[Items from a figure collection]
·····

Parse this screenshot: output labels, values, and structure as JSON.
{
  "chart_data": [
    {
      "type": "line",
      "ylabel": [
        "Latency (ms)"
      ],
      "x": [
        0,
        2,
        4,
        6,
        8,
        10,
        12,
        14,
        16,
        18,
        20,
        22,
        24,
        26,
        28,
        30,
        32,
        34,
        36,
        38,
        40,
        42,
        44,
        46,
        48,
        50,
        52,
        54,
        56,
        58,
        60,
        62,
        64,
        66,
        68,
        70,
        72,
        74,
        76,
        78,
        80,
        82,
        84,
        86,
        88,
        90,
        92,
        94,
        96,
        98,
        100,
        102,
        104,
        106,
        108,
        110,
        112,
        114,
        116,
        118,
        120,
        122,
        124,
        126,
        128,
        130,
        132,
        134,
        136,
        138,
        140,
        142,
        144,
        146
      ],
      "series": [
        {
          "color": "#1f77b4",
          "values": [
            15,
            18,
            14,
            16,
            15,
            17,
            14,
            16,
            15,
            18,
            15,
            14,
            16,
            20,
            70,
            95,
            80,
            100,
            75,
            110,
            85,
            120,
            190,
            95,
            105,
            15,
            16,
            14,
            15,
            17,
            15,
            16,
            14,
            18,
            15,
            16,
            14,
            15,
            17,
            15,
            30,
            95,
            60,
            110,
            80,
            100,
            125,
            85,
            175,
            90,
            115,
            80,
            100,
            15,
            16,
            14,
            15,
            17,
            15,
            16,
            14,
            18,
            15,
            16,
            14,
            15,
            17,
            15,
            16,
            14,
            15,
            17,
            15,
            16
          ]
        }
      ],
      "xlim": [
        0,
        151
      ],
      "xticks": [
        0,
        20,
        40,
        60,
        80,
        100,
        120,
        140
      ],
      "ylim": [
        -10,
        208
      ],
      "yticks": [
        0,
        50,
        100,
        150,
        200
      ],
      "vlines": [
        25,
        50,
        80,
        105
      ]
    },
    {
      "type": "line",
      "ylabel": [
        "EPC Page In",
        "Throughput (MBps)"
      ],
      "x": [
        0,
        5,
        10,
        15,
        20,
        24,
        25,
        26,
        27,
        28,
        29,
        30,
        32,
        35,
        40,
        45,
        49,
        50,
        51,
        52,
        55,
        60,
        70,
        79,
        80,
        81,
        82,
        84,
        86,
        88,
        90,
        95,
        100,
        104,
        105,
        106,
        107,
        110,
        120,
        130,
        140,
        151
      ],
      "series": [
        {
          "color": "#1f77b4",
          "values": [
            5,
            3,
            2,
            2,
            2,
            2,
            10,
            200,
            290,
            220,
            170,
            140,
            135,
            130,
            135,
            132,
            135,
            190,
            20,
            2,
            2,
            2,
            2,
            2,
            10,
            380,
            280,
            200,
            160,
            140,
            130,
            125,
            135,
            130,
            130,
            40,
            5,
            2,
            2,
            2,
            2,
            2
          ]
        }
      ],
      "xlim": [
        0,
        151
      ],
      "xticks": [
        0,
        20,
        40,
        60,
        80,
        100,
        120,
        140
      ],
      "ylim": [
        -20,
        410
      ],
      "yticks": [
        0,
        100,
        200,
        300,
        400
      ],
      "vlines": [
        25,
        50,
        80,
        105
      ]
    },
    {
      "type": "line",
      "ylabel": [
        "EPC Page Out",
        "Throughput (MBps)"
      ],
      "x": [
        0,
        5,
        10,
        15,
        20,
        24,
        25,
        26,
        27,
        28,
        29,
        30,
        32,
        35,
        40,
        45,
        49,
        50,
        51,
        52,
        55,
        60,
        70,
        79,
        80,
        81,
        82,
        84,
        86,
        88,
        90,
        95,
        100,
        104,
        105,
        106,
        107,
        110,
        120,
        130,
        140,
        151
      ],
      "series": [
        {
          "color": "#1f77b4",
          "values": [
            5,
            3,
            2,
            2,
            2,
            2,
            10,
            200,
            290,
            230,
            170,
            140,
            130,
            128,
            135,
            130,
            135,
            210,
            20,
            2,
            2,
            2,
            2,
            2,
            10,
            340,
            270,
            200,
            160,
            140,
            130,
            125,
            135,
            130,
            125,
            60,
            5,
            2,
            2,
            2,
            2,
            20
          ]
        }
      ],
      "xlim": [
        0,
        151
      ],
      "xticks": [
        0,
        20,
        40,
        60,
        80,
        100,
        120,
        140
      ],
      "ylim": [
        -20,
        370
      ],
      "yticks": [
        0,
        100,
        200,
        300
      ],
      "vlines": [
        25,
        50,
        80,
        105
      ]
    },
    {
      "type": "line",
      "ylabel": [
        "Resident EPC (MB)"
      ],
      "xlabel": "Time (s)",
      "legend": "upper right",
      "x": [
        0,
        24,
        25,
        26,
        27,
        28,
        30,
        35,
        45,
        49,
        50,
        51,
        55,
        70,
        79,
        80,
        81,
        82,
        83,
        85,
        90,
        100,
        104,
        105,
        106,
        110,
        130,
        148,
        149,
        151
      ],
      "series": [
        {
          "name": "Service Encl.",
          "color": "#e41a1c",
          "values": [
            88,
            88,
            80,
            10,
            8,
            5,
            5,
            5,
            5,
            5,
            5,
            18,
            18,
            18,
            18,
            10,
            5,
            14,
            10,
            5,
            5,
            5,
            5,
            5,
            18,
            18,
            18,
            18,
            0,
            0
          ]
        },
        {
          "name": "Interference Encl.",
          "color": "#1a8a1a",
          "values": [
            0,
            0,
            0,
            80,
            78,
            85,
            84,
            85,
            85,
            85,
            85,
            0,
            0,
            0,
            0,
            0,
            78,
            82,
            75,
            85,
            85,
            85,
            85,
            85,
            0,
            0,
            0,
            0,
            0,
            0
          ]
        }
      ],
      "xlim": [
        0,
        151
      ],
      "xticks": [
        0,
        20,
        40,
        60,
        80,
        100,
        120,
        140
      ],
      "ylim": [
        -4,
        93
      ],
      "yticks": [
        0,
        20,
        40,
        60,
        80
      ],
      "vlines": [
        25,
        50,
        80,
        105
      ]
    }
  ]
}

·····

[Task prompt]
Write the material out again word for word.

[Exercise answer]
Parse this screenshot: output labels, values, and structure as JSON.
{
  "chart_data": [
    {
      "type": "line",
      "ylabel": [
        "Latency (ms)"
      ],
      "x": [
        0,
        2,
        4,
        6,
        8,
        10,
        12,
        14,
        16,
        18,
        20,
        22,
        24,
        26,
        28,
        30,
        32,
        34,
        36,
        38,
        40,
        42,
        44,
        46,
        48,
        50,
        52,
        54,
        56,
        58,
        60,
        62,
        64,
        66,
        68,
        70,
        72,
        74,
        76,
        78,
        80,
        82,
        84,
        86,
        88,
        90,
        92,
        94,
        96,
        98,
        100,
        102,
        104,
        106,
        108,
        110,
        112,
        114,
        116,
        118,
        120,
        122,
        124,
        126,
        128,
        130,
        132,
        134,
        136,
        138,
        140,
        142,
        144,
        146
      ],
      "series": [
        {
          "color": "#1f77b4",
          "values": [
            15,
            18,
            14,
            16,
            15,
            17,
            14,
            16,
            15,
            18,
            15,
            14,
            16,
            20,
            70,
            95,
            80,
            100,
            75,
            110,
            85,
            120,
            190,
            95,
            105,
            15,
            16,
            14,
            15,
            17,
            15,
            16,
            14,
            18,
            15,
            16,
            14,
            15,
            17,
            15,
            30,
            95,
            60,
            110,
            80,
            100,
            125,
            85,
            175,
            90,
            115,
            80,
            100,
            15,
            16,
            14,
            15,
            17,
            15,
            16,
            14,
            18,
            15,
            16,
            14,
            15,
            17,
            15,
            16,
            14,
            15,
            17,
            15,
            16
          ]
        }
      ],
      "xlim": [
        0,
        151
      ],
      "xticks": [
        0,
        20,
        40,
        60,
        80,
        100,
        120,
        140
      ],
      "ylim": [
        -10,
        208
      ],
      "yticks": [
        0,
        50,
        100,
        150,
        200
      ],
      "vlines": [
        25,
        50,
        80,
        105
      ]
    },
    {
      "type": "line",
      "ylabel": [
        "EPC Page In",
        "Throughput (MBps)"
      ],
      "x": [
        0,
        5,
        10,
        15,
        20,
        24,
        25,
        26,
        27,
        28,
        29,
        30,
        32,
        35,
        40,
        45,
        49,
        50,
        51,
        52,
        55,
        60,
        70,
        79,
        80,
        81,
        82,
        84,
        86,
        88,
        90,
        95,
        100,
        104,
        105,
        106,
        107,
        110,
        120,
        130,
        140,
        151
      ],
      "series": [
        {
          "color": "#1f77b4",
          "values": [
            5,
            3,
            2,
            2,
            2,
            2,
            10,
            200,
            290,
            220,
            170,
            140,
            135,
            130,
            135,
            132,
            135,
            190,
            20,
            2,
            2,
            2,
            2,
            2,
            10,
            380,
            280,
            200,
            160,
            140,
            130,
            125,
            135,
            130,
            130,
            40,
            5,
            2,
            2,
            2,
            2,
            2
          ]
        }
      ],
      "xlim": [
        0,
        151
      ],
      "xticks": [
        0,
        20,
        40,
        60,
        80,
        100,
        120,
        140
      ],
      "ylim": [
        -20,
        410
      ],
      "yticks": [
        0,
        100,
        200,
        300,
        400
      ],
      "vlines": [
        25,
        50,
        80,
        105
      ]
    },
    {
      "type": "line",
      "ylabel": [
        "EPC Page Out",
        "Throughput (MBps)"
      ],
      "x": [
        0,
        5,
        10,
        15,
        20,
        24,
        25,
        26,
        27,
        28,
        29,
        30,
        32,
        35,
        40,
        45,
        49,
        50,
        51,
        52,
        55,
        60,
        70,
        79,
        80,
        81,
        82,
        84,
        86,
        88,
        90,
        95,
        100,
        104,
        105,
        106,
        107,
        110,
        120,
        130,
        140,
        151
      ],
      "series": [
        {
          "color": "#1f77b4",
          "values": [
            5,
            3,
            2,
            2,
            2,
            2,
            10,
            200,
            290,
            230,
            170,
            140,
            130,
            128,
            135,
            130,
            135,
            210,
            20,
            2,
            2,
            2,
            2,
            2,
            10,
            340,
            270,
            200,
            160,
            140,
            130,
            125,
            135,
            130,
            125,
            60,
            5,
            2,
            2,
            2,
            2,
            20
          ]
        }
      ],
      "xlim": [
        0,
        151
      ],
      "xticks": [
        0,
        20,
        40,
        60,
        80,
        100,
        120,
        140
      ],
      "ylim": [
        -20,
        370
      ],
      "yticks": [
        0,
        100,
        200,
        300
      ],
      "vlines": [
        25,
        50,
        80,
        105
      ]
    },
    {
      "type": "line",
      "ylabel": [
        "Resident EPC (MB)"
      ],
      "xlabel": "Time (s)",
      "legend": "upper right",
      "x": [
        0,
        24,
        25,
        26,
        27,
        28,
        30,
        35,
        45,
        49,
        50,
        51,
        55,
        70,
        79,
        80,
        81,
        82,
        83,
        85,
        90,
        100,
        104,
        105,
        106,
        110,
        130,
        148,
        149,
        151
      ],
      "series": [
        {
          "name": "Service Encl.",
          "color": "#e41a1c",
          "values": [
            88,
            88,
            80,
            10,
            8,
            5,
            5,
            5,
            5,
            5,
            5,
            18,
            18,
            18,
            18,
            10,
            5,
            14,
            10,
            5,
            5,
            5,
            5,
            5,
            18,
            18,
            18,
            18,
            0,
            0
          ]
        },
        {
          "name": "Interference Encl.",
          "color": "#1a8a1a",
          "values": [
            0,
            0,
            0,
            80,
            78,
            85,
            84,
            85,
            85,
            85,
            85,
            0,
            0,
            0,
            0,
            0,
            78,
            82,
            75,
            85,
            85,
            85,
            85,
            85,
            0,
            0,
            0,
            0,
            0,
            0
          ]
        }
      ],
      "xlim": [
        0,
        151
      ],
      "xticks": [
        0,
        20,
        40,
        60,
        80,
        100,
        120,
        140
      ],
      "ylim": [
        -4,
        93
      ],
      "yticks": [
        0,
        20,
        40,
        60,
        80
      ],
      "vlines": [
        25,
        50,
        80,
        105
      ]
    }
  ]
}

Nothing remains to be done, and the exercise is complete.